▶ TASK DIRECTIONS
Tally the lines in the following entries that include the word "hint"; state only the total.

= = = = =

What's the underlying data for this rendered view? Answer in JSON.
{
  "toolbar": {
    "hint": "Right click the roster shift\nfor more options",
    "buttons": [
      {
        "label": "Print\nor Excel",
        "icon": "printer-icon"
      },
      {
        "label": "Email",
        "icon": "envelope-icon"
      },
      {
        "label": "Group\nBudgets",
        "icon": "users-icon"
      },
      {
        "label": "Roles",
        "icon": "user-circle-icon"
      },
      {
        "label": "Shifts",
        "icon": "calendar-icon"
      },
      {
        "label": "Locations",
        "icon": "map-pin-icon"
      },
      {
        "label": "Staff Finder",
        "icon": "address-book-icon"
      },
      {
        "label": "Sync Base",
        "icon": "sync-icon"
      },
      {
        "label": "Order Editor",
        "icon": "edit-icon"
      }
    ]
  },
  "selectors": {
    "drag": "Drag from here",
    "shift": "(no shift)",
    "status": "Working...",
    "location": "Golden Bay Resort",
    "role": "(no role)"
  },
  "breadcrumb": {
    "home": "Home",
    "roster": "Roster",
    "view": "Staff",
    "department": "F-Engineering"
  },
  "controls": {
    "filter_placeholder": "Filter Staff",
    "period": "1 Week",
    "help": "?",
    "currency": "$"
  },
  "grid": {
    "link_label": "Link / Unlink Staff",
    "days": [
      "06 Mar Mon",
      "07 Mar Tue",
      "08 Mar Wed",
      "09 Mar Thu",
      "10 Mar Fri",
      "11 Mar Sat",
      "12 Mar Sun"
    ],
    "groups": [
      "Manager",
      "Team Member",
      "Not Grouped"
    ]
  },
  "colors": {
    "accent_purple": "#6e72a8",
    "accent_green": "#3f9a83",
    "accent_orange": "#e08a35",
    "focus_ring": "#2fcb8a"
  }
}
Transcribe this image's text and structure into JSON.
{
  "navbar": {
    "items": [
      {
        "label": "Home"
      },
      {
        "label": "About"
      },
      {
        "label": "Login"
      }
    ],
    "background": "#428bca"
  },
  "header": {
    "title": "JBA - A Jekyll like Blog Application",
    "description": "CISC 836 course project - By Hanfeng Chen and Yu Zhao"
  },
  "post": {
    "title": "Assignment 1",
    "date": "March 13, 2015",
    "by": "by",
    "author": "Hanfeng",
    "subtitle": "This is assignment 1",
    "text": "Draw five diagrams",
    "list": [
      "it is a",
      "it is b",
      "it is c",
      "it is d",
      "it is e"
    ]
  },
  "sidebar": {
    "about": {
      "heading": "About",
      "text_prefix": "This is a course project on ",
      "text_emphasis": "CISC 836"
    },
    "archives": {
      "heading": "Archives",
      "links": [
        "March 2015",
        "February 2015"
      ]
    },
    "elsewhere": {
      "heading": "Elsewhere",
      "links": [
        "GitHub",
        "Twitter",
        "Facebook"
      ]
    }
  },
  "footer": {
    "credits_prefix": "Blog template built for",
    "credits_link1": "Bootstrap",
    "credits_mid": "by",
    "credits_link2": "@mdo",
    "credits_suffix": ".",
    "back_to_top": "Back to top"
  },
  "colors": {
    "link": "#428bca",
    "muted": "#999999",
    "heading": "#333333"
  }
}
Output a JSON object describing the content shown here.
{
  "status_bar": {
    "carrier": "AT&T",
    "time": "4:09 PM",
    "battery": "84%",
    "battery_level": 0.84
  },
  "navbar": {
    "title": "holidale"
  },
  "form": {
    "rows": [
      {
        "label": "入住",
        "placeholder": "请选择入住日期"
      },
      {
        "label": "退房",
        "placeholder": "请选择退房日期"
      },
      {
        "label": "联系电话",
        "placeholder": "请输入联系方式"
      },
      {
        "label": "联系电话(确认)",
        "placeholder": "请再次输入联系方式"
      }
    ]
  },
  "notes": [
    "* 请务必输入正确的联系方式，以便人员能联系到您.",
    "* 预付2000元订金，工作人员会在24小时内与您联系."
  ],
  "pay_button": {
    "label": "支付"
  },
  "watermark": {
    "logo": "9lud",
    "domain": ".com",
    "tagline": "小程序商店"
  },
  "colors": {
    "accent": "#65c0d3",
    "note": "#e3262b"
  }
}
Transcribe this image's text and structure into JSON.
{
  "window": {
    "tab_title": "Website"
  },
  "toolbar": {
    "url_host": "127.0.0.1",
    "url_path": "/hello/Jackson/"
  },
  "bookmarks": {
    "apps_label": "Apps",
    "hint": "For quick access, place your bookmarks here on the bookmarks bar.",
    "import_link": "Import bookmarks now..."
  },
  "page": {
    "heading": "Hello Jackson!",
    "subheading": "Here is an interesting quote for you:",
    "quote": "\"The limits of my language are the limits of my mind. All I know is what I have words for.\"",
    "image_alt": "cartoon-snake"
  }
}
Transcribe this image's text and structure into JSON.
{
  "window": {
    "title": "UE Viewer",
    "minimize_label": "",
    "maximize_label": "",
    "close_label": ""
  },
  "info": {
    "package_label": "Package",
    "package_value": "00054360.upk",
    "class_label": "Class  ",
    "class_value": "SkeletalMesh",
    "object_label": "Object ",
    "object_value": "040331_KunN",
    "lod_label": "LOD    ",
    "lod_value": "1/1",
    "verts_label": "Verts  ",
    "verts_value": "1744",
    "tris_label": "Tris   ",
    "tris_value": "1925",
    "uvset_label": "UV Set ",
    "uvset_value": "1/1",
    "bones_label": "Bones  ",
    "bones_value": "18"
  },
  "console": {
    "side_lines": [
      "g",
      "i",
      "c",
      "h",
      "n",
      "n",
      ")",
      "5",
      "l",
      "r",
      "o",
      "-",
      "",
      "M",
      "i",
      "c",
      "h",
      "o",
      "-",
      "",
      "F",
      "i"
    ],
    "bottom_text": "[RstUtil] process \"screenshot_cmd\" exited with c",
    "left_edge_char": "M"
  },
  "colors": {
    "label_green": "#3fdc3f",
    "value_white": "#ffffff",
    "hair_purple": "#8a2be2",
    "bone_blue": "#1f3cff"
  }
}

= = = = =

▶ SOLUTION
2